Short task:
Skip the pictures. Reproduce all other material exactly.

Saved entries
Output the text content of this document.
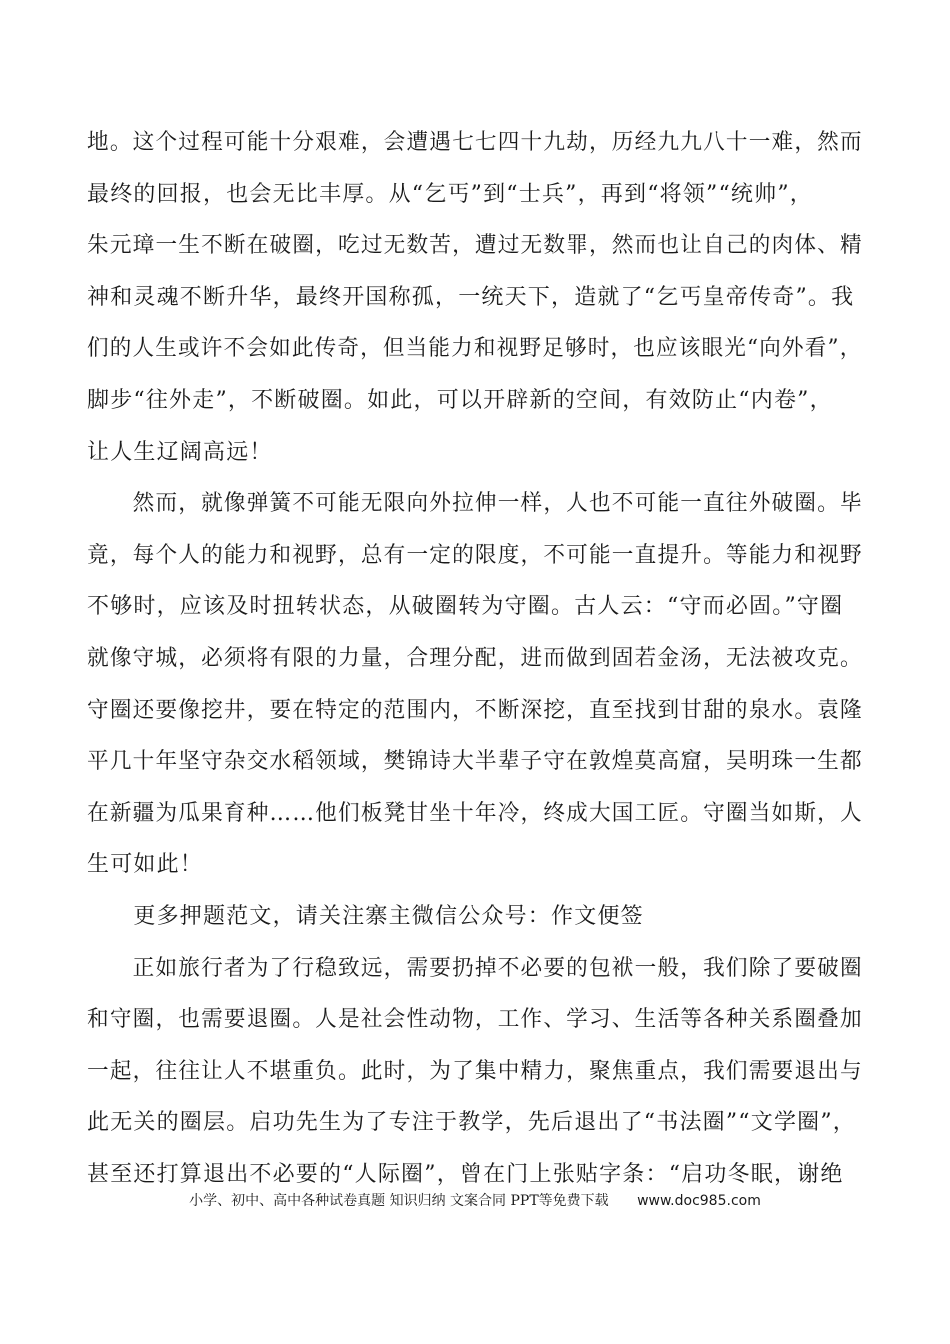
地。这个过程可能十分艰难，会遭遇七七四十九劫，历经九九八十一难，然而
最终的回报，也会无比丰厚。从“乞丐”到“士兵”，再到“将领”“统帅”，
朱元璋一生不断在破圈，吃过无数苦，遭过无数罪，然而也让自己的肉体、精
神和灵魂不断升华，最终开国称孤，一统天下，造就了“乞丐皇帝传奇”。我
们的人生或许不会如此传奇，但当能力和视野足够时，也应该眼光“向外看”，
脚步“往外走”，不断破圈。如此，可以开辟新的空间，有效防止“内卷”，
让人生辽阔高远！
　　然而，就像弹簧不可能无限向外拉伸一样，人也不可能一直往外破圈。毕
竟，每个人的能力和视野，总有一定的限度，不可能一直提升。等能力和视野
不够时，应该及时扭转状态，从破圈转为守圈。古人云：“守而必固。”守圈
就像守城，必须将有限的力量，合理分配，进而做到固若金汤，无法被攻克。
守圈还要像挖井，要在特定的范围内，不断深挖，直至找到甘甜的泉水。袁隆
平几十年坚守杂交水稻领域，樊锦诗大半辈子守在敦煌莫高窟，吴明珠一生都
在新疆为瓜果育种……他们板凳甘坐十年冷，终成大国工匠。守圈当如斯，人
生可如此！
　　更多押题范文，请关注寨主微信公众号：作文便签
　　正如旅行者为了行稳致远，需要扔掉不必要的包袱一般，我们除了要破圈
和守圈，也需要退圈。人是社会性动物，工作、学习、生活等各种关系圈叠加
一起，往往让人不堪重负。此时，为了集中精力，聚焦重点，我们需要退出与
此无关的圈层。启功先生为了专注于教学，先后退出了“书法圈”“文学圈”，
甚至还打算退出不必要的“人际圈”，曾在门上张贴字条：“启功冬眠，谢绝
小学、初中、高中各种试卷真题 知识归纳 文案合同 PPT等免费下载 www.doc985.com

Answer to this problem:
Output the text content of this document.
地。这个过程可能十分艰难，会遭遇七七四十九劫，历经九九八十一难，然而
最终的回报，也会无比丰厚。从“乞丐”到“士兵”，再到“将领”“统帅”，
朱元璋一生不断在破圈，吃过无数苦，遭过无数罪，然而也让自己的肉体、精
神和灵魂不断升华，最终开国称孤，一统天下，造就了“乞丐皇帝传奇”。我
们的人生或许不会如此传奇，但当能力和视野足够时，也应该眼光“向外看”，
脚步“往外走”，不断破圈。如此，可以开辟新的空间，有效防止“内卷”，
让人生辽阔高远！
　　然而，就像弹簧不可能无限向外拉伸一样，人也不可能一直往外破圈。毕
竟，每个人的能力和视野，总有一定的限度，不可能一直提升。等能力和视野
不够时，应该及时扭转状态，从破圈转为守圈。古人云：“守而必固。”守圈
就像守城，必须将有限的力量，合理分配，进而做到固若金汤，无法被攻克。
守圈还要像挖井，要在特定的范围内，不断深挖，直至找到甘甜的泉水。袁隆
平几十年坚守杂交水稻领域，樊锦诗大半辈子守在敦煌莫高窟，吴明珠一生都
在新疆为瓜果育种……他们板凳甘坐十年冷，终成大国工匠。守圈当如斯，人
生可如此！
　　更多押题范文，请关注寨主微信公众号：作文便签
　　正如旅行者为了行稳致远，需要扔掉不必要的包袱一般，我们除了要破圈
和守圈，也需要退圈。人是社会性动物，工作、学习、生活等各种关系圈叠加
一起，往往让人不堪重负。此时，为了集中精力，聚焦重点，我们需要退出与
此无关的圈层。启功先生为了专注于教学，先后退出了“书法圈”“文学圈”，
甚至还打算退出不必要的“人际圈”，曾在门上张贴字条：“启功冬眠，谢绝
小学、初中、高中各种试卷真题 知识归纳 文案合同 PPT等免费下载 www.doc985.com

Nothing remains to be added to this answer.